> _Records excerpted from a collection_
········

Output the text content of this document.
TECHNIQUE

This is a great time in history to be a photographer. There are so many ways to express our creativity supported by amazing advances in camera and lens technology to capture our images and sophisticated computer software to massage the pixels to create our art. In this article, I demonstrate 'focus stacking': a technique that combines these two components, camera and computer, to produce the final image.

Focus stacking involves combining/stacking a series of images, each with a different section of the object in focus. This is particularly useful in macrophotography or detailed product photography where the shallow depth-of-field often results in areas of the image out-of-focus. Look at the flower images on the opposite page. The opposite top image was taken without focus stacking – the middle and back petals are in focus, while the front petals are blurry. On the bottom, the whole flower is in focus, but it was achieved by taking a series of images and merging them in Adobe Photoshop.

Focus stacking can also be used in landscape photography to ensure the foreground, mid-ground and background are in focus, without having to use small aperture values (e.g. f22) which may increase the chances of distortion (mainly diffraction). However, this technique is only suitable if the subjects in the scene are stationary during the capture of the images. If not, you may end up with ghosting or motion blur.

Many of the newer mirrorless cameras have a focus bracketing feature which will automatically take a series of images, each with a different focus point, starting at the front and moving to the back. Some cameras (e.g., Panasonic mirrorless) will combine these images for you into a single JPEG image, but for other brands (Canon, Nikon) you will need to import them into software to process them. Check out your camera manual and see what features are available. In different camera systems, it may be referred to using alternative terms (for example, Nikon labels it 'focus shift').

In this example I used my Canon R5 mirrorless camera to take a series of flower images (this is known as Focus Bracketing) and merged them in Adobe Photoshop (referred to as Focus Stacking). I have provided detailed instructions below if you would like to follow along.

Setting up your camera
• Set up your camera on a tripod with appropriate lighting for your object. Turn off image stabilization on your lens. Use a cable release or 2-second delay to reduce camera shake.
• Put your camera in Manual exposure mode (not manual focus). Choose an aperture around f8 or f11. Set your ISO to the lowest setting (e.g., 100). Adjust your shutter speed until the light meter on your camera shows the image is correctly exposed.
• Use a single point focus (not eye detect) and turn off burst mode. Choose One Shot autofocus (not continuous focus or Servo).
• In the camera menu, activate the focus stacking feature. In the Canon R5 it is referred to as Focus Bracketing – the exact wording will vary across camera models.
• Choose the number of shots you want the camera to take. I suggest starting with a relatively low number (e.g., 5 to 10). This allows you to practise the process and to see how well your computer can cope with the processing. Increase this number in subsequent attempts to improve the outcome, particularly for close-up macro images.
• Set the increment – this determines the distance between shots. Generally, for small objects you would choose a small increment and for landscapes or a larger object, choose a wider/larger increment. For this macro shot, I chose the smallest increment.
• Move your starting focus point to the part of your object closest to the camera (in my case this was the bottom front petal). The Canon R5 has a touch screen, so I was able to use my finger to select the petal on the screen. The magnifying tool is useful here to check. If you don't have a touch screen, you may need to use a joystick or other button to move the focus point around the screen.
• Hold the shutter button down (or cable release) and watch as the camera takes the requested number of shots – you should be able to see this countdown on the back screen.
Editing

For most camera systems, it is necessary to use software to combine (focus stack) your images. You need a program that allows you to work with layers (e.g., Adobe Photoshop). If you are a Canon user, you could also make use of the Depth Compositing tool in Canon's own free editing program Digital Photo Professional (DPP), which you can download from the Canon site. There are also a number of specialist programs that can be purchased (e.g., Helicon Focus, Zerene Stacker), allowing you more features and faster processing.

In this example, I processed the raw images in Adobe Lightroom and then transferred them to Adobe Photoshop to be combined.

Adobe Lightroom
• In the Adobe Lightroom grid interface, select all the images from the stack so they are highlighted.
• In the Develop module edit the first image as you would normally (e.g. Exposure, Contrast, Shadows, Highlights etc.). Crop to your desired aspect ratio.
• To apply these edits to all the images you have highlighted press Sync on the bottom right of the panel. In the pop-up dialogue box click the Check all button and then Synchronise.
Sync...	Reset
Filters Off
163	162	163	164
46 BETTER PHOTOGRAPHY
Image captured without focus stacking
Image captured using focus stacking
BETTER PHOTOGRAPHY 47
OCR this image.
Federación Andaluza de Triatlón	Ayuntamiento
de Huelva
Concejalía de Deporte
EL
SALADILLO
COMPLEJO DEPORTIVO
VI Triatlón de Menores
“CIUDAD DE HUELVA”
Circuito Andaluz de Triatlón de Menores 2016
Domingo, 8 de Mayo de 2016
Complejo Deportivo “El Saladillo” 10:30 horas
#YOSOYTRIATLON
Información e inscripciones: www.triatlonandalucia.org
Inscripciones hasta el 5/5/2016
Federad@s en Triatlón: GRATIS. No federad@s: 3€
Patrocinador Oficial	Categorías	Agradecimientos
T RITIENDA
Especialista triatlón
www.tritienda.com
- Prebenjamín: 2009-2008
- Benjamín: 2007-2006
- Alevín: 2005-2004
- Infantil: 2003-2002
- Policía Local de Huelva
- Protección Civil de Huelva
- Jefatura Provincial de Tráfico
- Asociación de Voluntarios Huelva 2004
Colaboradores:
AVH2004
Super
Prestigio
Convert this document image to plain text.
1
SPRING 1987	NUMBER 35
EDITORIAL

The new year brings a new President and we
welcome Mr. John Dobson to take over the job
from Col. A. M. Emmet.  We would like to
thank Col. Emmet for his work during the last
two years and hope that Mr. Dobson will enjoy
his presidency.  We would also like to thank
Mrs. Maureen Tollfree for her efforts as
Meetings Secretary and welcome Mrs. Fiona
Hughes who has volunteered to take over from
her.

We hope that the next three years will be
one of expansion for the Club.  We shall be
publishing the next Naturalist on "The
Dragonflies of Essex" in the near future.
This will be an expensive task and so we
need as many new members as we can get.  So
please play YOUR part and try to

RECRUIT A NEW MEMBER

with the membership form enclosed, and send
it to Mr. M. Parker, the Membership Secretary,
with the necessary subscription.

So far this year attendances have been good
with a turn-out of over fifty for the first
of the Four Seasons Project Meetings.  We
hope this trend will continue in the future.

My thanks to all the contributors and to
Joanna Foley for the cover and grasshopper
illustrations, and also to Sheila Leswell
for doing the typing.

········

> _Work to do_
Search the data for the string "Dobson". List each line that has it.

> _Task result_
welcome Mr. John Dobson to take over the job
two years and hope that Mr. Dobson will enjoy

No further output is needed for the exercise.